Required work
Reproduce the listing below without changes, except that pictures are left out.
## BEGIN Information supplied
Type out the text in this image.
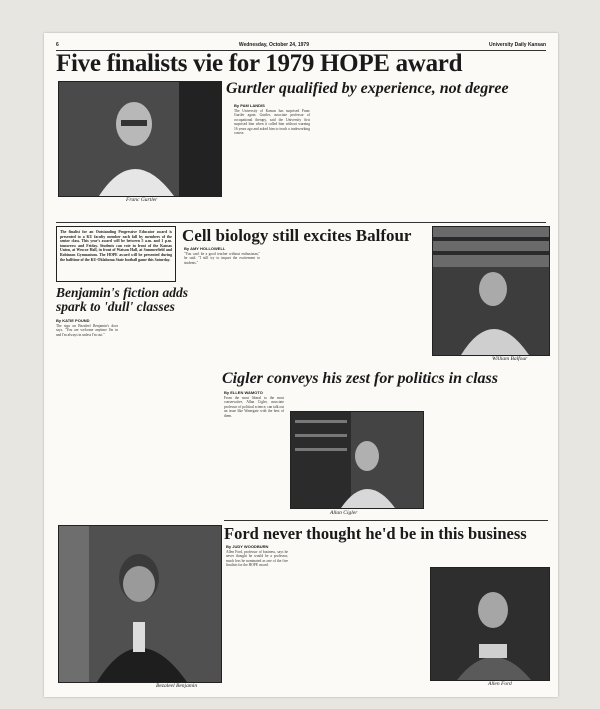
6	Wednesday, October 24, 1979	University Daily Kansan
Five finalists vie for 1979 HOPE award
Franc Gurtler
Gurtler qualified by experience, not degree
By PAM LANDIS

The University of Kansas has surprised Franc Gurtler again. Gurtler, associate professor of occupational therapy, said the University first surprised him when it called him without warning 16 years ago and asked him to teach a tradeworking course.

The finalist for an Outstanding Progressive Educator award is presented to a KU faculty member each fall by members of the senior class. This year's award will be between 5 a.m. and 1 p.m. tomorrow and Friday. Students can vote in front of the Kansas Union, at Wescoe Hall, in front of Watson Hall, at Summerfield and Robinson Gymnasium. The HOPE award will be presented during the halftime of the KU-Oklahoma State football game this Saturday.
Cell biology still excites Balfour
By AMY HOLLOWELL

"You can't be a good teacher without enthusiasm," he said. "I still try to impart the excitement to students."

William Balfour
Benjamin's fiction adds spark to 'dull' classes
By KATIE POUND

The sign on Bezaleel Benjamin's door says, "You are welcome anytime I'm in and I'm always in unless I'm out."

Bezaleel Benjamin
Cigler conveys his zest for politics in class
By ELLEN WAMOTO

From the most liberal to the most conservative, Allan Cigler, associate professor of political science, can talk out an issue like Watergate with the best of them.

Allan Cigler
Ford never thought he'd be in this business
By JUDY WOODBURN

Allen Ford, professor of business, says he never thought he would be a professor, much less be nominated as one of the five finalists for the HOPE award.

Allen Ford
## END Information supplied
Result of this task
Type out the text in this image.
6	Wednesday, October 24, 1979	University Daily Kansan
Five finalists vie for 1979 HOPE award
Franc Gurtler
Gurtler qualified by experience, not degree
By PAM LANDIS

The University of Kansas has surprised Franc Gurtler again. Gurtler, associate professor of occupational therapy, said the University first surprised him when it called him without warning 16 years ago and asked him to teach a tradeworking course.

The finalist for an Outstanding Progressive Educator award is presented to a KU faculty member each fall by members of the senior class. This year's award will be between 5 a.m. and 1 p.m. tomorrow and Friday. Students can vote in front of the Kansas Union, at Wescoe Hall, in front of Watson Hall, at Summerfield and Robinson Gymnasium. The HOPE award will be presented during the halftime of the KU-Oklahoma State football game this Saturday.
Cell biology still excites Balfour
By AMY HOLLOWELL

"You can't be a good teacher without enthusiasm," he said. "I still try to impart the excitement to students."

William Balfour
Benjamin's fiction adds spark to 'dull' classes
By KATIE POUND

The sign on Bezaleel Benjamin's door says, "You are welcome anytime I'm in and I'm always in unless I'm out."

Bezaleel Benjamin
Cigler conveys his zest for politics in class
By ELLEN WAMOTO

From the most liberal to the most conservative, Allan Cigler, associate professor of political science, can talk out an issue like Watergate with the best of them.

Allan Cigler
Ford never thought he'd be in this business
By JUDY WOODBURN

Allen Ford, professor of business, says he never thought he would be a professor, much less be nominated as one of the five finalists for the HOPE award.

Allen Ford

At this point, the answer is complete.